## RECORD EXTRACTS
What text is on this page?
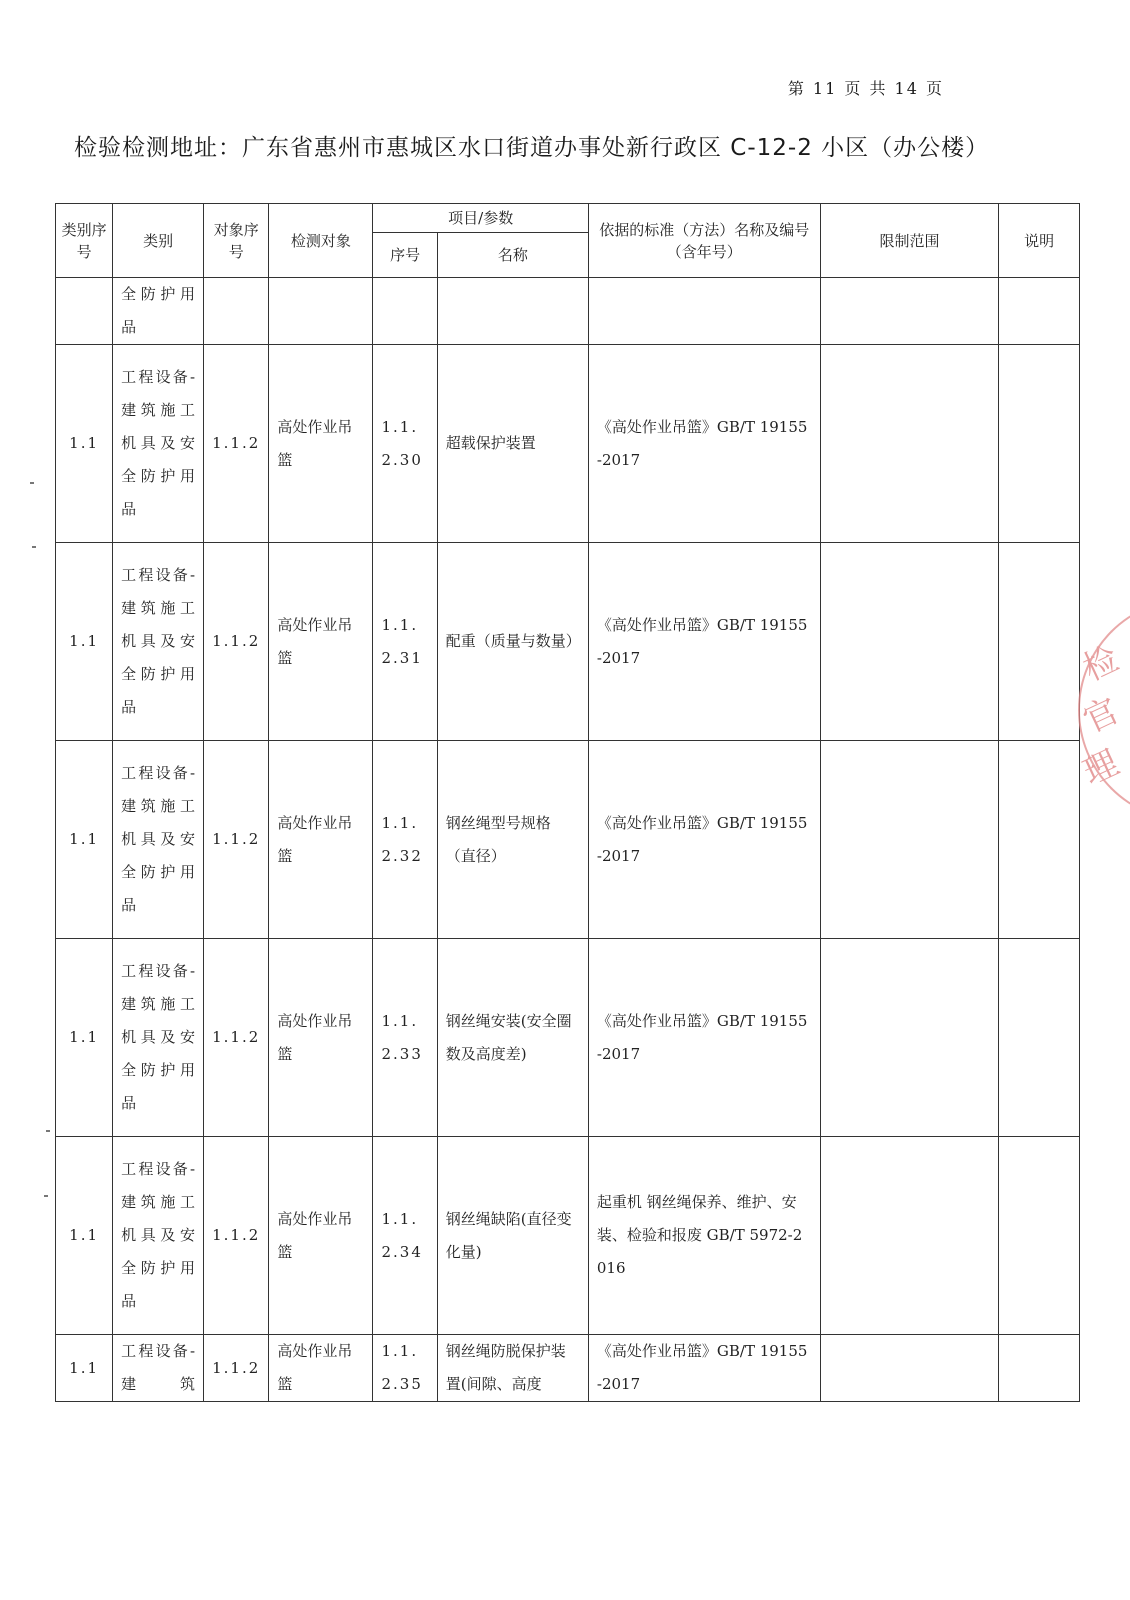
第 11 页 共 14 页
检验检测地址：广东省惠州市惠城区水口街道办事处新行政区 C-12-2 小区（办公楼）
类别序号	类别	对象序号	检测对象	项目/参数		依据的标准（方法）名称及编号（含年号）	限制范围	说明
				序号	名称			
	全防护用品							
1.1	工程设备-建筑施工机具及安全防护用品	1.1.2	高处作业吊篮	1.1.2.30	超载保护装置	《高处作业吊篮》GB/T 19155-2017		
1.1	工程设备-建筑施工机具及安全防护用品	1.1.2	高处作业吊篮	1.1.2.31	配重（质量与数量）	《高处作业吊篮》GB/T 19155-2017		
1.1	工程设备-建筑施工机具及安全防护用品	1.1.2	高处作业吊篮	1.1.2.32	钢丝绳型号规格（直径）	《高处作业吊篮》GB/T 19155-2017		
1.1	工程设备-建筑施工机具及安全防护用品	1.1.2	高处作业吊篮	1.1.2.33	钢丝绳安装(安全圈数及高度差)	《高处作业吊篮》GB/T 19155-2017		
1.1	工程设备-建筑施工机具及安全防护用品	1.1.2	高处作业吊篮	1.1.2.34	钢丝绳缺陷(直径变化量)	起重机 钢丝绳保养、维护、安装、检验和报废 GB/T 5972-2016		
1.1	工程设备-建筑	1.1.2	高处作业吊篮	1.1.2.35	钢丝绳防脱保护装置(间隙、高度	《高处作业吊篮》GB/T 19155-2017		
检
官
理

## STATED TASK
Reproduce all the records verbatim, excluding images.

## WRITTEN RESPONSE
What text is on this page?
第 11 页 共 14 页
检验检测地址：广东省惠州市惠城区水口街道办事处新行政区 C-12-2 小区（办公楼）
类别序号	类别	对象序号	检测对象	项目/参数		依据的标准（方法）名称及编号（含年号）	限制范围	说明
				序号	名称			
	全防护用品							
1.1	工程设备-建筑施工机具及安全防护用品	1.1.2	高处作业吊篮	1.1.2.30	超载保护装置	《高处作业吊篮》GB/T 19155-2017		
1.1	工程设备-建筑施工机具及安全防护用品	1.1.2	高处作业吊篮	1.1.2.31	配重（质量与数量）	《高处作业吊篮》GB/T 19155-2017		
1.1	工程设备-建筑施工机具及安全防护用品	1.1.2	高处作业吊篮	1.1.2.32	钢丝绳型号规格（直径）	《高处作业吊篮》GB/T 19155-2017		
1.1	工程设备-建筑施工机具及安全防护用品	1.1.2	高处作业吊篮	1.1.2.33	钢丝绳安装(安全圈数及高度差)	《高处作业吊篮》GB/T 19155-2017		
1.1	工程设备-建筑施工机具及安全防护用品	1.1.2	高处作业吊篮	1.1.2.34	钢丝绳缺陷(直径变化量)	起重机 钢丝绳保养、维护、安装、检验和报废 GB/T 5972-2016		
1.1	工程设备-建筑	1.1.2	高处作业吊篮	1.1.2.35	钢丝绳防脱保护装置(间隙、高度	《高处作业吊篮》GB/T 19155-2017		
检
官
理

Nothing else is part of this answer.